YOUR GOAL:
Do not carry the pictures over; copy every other part of the entries exactly.

Figure record extracts:
==*==

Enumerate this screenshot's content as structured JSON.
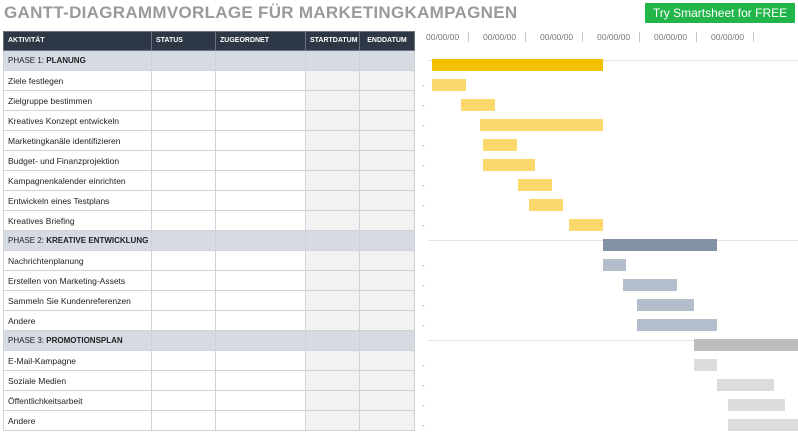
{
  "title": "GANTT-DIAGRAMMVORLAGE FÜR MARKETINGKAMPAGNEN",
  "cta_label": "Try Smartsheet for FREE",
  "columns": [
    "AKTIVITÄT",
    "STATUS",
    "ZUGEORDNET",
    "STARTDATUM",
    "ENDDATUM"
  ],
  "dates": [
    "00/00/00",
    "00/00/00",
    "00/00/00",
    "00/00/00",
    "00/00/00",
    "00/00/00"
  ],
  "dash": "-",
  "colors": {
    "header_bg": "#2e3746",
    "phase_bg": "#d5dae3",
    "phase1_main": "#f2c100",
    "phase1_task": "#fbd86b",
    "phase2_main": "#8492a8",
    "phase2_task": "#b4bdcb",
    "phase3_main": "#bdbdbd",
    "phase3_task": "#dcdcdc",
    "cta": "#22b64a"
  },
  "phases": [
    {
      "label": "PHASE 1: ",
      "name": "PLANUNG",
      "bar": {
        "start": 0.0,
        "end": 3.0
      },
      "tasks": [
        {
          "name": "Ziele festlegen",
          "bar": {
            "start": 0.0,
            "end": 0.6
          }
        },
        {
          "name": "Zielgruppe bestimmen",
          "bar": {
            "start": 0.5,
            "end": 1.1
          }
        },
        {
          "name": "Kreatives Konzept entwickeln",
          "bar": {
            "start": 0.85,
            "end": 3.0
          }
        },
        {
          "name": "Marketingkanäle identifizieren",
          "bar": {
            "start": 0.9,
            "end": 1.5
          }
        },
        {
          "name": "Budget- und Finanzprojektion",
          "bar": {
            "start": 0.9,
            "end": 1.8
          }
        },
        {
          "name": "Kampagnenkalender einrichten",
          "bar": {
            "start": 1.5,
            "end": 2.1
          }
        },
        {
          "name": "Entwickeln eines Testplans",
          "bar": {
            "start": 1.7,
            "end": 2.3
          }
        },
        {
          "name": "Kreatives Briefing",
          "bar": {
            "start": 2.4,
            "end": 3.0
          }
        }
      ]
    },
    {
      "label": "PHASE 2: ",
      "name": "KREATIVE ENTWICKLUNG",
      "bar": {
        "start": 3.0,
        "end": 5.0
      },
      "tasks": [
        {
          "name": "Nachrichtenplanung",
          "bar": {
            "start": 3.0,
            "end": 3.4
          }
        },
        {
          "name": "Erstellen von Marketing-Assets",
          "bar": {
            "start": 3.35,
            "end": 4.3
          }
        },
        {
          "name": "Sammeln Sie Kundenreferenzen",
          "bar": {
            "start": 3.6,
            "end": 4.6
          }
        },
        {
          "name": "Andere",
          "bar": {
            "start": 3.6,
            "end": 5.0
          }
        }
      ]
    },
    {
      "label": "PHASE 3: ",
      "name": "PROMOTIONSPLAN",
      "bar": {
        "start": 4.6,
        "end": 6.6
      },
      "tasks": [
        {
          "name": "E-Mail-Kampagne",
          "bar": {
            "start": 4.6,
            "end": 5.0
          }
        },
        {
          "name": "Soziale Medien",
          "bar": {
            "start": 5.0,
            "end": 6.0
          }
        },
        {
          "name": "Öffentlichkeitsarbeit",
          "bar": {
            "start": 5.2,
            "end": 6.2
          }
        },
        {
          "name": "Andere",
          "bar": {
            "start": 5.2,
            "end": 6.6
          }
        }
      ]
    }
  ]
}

==*==

THE RESULT:
Enumerate this screenshot's content as structured JSON.
{
  "title": "GANTT-DIAGRAMMVORLAGE FÜR MARKETINGKAMPAGNEN",
  "cta_label": "Try Smartsheet for FREE",
  "columns": [
    "AKTIVITÄT",
    "STATUS",
    "ZUGEORDNET",
    "STARTDATUM",
    "ENDDATUM"
  ],
  "dates": [
    "00/00/00",
    "00/00/00",
    "00/00/00",
    "00/00/00",
    "00/00/00",
    "00/00/00"
  ],
  "dash": "-",
  "colors": {
    "header_bg": "#2e3746",
    "phase_bg": "#d5dae3",
    "phase1_main": "#f2c100",
    "phase1_task": "#fbd86b",
    "phase2_main": "#8492a8",
    "phase2_task": "#b4bdcb",
    "phase3_main": "#bdbdbd",
    "phase3_task": "#dcdcdc",
    "cta": "#22b64a"
  },
  "phases": [
    {
      "label": "PHASE 1: ",
      "name": "PLANUNG",
      "bar": {
        "start": 0.0,
        "end": 3.0
      },
      "tasks": [
        {
          "name": "Ziele festlegen",
          "bar": {
            "start": 0.0,
            "end": 0.6
          }
        },
        {
          "name": "Zielgruppe bestimmen",
          "bar": {
            "start": 0.5,
            "end": 1.1
          }
        },
        {
          "name": "Kreatives Konzept entwickeln",
          "bar": {
            "start": 0.85,
            "end": 3.0
          }
        },
        {
          "name": "Marketingkanäle identifizieren",
          "bar": {
            "start": 0.9,
            "end": 1.5
          }
        },
        {
          "name": "Budget- und Finanzprojektion",
          "bar": {
            "start": 0.9,
            "end": 1.8
          }
        },
        {
          "name": "Kampagnenkalender einrichten",
          "bar": {
            "start": 1.5,
            "end": 2.1
          }
        },
        {
          "name": "Entwickeln eines Testplans",
          "bar": {
            "start": 1.7,
            "end": 2.3
          }
        },
        {
          "name": "Kreatives Briefing",
          "bar": {
            "start": 2.4,
            "end": 3.0
          }
        }
      ]
    },
    {
      "label": "PHASE 2: ",
      "name": "KREATIVE ENTWICKLUNG",
      "bar": {
        "start": 3.0,
        "end": 5.0
      },
      "tasks": [
        {
          "name": "Nachrichtenplanung",
          "bar": {
            "start": 3.0,
            "end": 3.4
          }
        },
        {
          "name": "Erstellen von Marketing-Assets",
          "bar": {
            "start": 3.35,
            "end": 4.3
          }
        },
        {
          "name": "Sammeln Sie Kundenreferenzen",
          "bar": {
            "start": 3.6,
            "end": 4.6
          }
        },
        {
          "name": "Andere",
          "bar": {
            "start": 3.6,
            "end": 5.0
          }
        }
      ]
    },
    {
      "label": "PHASE 3: ",
      "name": "PROMOTIONSPLAN",
      "bar": {
        "start": 4.6,
        "end": 6.6
      },
      "tasks": [
        {
          "name": "E-Mail-Kampagne",
          "bar": {
            "start": 4.6,
            "end": 5.0
          }
        },
        {
          "name": "Soziale Medien",
          "bar": {
            "start": 5.0,
            "end": 6.0
          }
        },
        {
          "name": "Öffentlichkeitsarbeit",
          "bar": {
            "start": 5.2,
            "end": 6.2
          }
        },
        {
          "name": "Andere",
          "bar": {
            "start": 5.2,
            "end": 6.6
          }
        }
      ]
    }
  ]
}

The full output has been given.